◆ OBJECTIVE:
Below are some records. How many of their lines contain the string "xlabel"? Give the number only.

────────────────

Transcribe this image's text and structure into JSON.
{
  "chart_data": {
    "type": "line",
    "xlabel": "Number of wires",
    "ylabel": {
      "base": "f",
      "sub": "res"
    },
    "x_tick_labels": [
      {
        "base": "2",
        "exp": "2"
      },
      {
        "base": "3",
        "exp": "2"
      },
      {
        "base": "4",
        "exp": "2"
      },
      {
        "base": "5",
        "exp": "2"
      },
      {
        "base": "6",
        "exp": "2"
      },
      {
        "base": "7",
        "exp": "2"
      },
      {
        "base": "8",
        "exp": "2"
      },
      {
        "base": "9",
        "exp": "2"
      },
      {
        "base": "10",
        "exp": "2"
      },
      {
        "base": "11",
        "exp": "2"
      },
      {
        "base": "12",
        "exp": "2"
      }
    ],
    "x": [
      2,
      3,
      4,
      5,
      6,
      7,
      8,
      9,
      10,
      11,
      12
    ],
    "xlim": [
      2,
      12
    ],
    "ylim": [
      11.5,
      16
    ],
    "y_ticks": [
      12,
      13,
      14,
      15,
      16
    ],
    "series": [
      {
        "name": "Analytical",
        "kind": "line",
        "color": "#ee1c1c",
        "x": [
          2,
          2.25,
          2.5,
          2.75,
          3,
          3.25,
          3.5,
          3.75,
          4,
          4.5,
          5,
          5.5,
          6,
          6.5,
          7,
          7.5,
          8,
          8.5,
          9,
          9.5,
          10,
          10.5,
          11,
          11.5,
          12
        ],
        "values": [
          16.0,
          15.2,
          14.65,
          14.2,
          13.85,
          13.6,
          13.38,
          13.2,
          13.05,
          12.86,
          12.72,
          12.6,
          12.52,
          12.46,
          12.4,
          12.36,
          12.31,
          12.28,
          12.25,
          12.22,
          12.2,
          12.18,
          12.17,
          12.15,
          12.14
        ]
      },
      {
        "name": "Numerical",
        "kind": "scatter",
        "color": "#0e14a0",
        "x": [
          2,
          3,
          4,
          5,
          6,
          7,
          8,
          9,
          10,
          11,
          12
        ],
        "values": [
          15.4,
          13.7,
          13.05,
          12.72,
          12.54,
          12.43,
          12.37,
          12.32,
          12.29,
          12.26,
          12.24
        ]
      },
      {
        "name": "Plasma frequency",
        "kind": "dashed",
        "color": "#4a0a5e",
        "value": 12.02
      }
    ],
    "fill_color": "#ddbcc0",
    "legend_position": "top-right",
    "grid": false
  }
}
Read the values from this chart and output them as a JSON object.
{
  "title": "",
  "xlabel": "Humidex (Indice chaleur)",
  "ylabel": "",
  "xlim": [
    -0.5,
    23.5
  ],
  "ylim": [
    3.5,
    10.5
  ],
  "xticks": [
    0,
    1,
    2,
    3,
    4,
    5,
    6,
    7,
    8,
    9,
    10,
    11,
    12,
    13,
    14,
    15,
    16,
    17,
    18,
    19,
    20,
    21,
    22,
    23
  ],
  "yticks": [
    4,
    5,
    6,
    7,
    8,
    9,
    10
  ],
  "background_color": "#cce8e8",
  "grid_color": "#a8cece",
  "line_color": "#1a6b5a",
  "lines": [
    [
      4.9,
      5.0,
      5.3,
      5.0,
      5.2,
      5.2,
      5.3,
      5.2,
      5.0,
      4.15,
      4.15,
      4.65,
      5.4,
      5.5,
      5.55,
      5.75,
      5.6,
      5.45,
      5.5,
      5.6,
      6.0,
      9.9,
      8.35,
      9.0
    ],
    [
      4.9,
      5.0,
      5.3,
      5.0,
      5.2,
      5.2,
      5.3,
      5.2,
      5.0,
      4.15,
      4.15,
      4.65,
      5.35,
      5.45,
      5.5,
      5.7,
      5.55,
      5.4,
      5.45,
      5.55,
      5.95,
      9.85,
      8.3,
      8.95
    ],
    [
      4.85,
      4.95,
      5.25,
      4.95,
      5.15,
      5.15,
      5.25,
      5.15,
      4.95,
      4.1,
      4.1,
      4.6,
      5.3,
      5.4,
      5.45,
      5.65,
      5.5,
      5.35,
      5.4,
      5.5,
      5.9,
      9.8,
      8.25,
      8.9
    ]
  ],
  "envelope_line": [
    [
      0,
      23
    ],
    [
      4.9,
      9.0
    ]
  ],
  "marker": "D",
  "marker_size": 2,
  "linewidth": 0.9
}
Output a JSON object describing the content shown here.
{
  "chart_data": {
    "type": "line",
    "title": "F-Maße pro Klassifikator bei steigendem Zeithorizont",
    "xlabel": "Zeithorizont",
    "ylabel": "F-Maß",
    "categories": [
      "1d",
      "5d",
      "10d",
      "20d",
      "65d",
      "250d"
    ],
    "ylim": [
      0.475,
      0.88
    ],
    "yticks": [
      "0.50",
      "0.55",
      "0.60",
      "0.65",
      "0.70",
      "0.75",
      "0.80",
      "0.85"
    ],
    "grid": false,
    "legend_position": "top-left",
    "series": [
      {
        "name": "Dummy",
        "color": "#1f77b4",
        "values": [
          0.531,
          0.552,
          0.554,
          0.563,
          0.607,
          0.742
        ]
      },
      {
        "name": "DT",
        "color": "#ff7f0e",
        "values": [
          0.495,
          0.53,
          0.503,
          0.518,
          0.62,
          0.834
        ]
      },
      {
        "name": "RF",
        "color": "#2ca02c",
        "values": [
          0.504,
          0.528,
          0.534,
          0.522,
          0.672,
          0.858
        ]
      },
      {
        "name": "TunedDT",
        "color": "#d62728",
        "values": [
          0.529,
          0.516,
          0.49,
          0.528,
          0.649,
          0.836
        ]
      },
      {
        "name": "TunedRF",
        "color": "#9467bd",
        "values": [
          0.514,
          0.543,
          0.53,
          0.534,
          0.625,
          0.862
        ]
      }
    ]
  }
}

────────────────

◆ EXPECTED ANSWER:
3